• What is expected: Every line holding the word "neocortical" counts once. Give the total, nothing more.

• Record set:
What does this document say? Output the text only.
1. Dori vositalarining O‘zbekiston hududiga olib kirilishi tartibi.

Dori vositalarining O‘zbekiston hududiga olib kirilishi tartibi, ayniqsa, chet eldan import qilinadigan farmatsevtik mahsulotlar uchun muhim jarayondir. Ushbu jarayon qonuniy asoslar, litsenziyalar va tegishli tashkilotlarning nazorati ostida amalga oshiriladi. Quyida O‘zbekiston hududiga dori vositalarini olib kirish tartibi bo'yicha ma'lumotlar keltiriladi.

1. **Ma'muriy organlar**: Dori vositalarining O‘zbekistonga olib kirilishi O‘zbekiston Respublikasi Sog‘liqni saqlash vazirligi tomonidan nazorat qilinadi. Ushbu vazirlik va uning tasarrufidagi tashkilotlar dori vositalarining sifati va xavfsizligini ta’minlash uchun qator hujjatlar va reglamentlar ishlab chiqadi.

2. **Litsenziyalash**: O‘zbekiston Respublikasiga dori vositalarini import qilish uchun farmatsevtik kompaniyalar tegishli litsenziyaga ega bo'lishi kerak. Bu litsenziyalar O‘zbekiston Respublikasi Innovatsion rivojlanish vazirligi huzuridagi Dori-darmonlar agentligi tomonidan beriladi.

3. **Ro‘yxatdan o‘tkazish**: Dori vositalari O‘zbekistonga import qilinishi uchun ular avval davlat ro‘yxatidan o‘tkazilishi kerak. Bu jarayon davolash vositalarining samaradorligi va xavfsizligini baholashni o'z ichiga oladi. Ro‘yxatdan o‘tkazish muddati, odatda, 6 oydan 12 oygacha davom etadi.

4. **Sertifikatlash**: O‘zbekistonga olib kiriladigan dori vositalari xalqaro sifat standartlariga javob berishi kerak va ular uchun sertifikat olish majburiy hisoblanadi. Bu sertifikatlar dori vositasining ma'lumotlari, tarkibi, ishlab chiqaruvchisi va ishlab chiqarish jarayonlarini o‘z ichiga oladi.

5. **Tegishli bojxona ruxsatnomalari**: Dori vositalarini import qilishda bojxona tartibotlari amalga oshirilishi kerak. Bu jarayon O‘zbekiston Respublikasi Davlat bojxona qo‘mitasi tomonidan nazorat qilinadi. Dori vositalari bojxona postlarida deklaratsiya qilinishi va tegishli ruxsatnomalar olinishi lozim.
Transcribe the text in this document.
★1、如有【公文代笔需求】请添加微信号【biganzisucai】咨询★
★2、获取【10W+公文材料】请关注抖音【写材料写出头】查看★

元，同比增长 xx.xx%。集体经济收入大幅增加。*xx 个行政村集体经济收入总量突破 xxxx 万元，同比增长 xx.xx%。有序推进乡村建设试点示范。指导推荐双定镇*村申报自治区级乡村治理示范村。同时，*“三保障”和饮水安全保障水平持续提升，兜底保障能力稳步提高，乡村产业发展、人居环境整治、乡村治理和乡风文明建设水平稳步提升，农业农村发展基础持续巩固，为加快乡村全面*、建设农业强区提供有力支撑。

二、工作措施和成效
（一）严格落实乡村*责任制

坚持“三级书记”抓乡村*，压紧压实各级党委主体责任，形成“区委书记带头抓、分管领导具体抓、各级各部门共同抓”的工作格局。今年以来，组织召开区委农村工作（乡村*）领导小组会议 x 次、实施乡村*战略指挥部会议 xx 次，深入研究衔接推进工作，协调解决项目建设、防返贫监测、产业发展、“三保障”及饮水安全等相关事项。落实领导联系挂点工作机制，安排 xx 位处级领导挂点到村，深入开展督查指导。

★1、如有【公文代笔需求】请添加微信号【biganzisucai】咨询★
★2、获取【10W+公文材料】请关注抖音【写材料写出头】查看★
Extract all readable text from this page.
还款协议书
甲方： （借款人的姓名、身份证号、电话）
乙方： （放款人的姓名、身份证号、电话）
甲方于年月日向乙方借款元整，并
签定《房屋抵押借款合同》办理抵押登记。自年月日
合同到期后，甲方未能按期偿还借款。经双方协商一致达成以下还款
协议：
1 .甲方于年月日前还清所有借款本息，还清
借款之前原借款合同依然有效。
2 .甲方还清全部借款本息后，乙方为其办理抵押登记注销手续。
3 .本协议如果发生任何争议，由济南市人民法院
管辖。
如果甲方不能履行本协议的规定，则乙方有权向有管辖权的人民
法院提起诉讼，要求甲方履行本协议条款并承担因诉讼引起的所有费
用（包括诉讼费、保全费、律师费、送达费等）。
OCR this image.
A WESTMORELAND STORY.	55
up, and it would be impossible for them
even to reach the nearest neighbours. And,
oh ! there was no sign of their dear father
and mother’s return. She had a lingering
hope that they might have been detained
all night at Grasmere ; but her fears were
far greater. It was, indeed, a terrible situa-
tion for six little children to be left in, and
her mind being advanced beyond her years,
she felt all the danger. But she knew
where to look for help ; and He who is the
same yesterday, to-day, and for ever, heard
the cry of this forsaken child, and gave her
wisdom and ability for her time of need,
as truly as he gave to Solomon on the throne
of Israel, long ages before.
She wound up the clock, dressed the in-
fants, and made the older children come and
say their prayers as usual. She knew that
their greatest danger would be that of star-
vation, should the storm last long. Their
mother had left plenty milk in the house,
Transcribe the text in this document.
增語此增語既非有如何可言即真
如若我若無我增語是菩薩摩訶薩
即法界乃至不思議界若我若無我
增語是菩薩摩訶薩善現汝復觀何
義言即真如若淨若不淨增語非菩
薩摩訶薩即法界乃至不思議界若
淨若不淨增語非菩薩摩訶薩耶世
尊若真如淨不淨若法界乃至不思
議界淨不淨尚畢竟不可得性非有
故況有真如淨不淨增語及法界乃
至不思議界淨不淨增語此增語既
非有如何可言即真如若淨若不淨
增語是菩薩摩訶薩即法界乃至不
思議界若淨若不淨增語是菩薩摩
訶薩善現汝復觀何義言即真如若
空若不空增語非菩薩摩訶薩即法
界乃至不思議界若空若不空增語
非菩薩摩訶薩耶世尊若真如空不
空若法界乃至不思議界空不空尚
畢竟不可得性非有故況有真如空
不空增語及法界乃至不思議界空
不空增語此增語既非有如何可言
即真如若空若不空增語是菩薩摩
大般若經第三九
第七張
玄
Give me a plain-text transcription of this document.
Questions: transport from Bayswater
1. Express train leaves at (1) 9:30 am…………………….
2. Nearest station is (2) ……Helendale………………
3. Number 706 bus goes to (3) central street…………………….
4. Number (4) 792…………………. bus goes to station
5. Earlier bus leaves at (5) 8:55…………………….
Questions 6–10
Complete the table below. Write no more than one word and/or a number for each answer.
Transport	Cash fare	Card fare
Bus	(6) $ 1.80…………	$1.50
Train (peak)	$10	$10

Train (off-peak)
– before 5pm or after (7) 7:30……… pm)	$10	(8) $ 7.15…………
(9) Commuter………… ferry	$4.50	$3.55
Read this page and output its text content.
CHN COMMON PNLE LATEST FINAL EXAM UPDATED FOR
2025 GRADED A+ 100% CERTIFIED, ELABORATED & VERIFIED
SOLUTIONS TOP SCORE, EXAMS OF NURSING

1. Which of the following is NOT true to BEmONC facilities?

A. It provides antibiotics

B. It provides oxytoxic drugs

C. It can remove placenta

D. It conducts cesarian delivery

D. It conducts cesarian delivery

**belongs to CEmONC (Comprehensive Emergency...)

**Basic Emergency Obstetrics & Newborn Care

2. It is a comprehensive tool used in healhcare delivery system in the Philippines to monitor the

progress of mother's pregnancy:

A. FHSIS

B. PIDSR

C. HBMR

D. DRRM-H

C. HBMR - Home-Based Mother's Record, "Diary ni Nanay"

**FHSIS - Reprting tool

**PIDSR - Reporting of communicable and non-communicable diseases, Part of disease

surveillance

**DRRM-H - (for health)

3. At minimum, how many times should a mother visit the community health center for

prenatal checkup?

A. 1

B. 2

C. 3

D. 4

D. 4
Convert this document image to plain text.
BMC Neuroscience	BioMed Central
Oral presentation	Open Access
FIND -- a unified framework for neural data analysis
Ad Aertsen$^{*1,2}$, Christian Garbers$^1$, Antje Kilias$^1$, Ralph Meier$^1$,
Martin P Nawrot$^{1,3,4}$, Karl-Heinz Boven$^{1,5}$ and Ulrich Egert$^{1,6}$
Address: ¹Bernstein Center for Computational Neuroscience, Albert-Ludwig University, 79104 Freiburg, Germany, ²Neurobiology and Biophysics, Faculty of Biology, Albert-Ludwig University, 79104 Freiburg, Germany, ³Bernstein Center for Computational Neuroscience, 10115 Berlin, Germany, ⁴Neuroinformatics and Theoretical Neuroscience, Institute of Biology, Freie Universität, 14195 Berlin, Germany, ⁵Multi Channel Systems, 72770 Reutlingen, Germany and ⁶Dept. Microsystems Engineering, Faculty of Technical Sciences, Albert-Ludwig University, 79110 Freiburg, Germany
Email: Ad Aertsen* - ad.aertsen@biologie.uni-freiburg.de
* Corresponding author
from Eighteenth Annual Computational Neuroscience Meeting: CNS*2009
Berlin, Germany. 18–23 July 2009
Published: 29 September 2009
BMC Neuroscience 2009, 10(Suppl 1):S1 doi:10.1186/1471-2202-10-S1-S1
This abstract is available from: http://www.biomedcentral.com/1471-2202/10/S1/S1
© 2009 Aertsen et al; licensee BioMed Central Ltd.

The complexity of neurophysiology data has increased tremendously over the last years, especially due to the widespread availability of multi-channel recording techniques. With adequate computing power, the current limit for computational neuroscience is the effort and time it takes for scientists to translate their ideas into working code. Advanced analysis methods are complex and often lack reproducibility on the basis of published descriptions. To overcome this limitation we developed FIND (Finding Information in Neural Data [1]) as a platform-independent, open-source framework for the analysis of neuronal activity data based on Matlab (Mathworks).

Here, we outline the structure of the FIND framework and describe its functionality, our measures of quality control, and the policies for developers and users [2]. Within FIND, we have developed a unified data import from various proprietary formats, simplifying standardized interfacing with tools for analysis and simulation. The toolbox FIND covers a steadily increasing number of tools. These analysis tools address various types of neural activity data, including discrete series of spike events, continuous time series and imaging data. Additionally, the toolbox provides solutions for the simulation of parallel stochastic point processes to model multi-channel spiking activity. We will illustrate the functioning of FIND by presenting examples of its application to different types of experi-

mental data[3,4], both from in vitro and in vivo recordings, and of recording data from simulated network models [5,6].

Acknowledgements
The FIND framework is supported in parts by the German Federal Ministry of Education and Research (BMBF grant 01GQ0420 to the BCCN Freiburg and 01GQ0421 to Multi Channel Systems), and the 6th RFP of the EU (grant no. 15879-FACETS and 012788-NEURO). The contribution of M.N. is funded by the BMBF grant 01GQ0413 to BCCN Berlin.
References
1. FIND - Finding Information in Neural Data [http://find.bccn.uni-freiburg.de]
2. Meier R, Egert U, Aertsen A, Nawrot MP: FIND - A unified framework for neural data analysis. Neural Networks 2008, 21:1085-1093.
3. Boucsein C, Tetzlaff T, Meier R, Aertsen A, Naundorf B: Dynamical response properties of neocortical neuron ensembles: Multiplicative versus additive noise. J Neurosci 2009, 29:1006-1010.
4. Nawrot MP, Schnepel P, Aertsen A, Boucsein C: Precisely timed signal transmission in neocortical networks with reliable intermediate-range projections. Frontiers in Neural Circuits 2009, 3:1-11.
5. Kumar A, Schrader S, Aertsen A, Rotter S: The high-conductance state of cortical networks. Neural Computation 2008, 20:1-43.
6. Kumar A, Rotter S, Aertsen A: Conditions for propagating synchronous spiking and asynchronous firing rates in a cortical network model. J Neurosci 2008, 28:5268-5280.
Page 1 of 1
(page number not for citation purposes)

• The answer: 2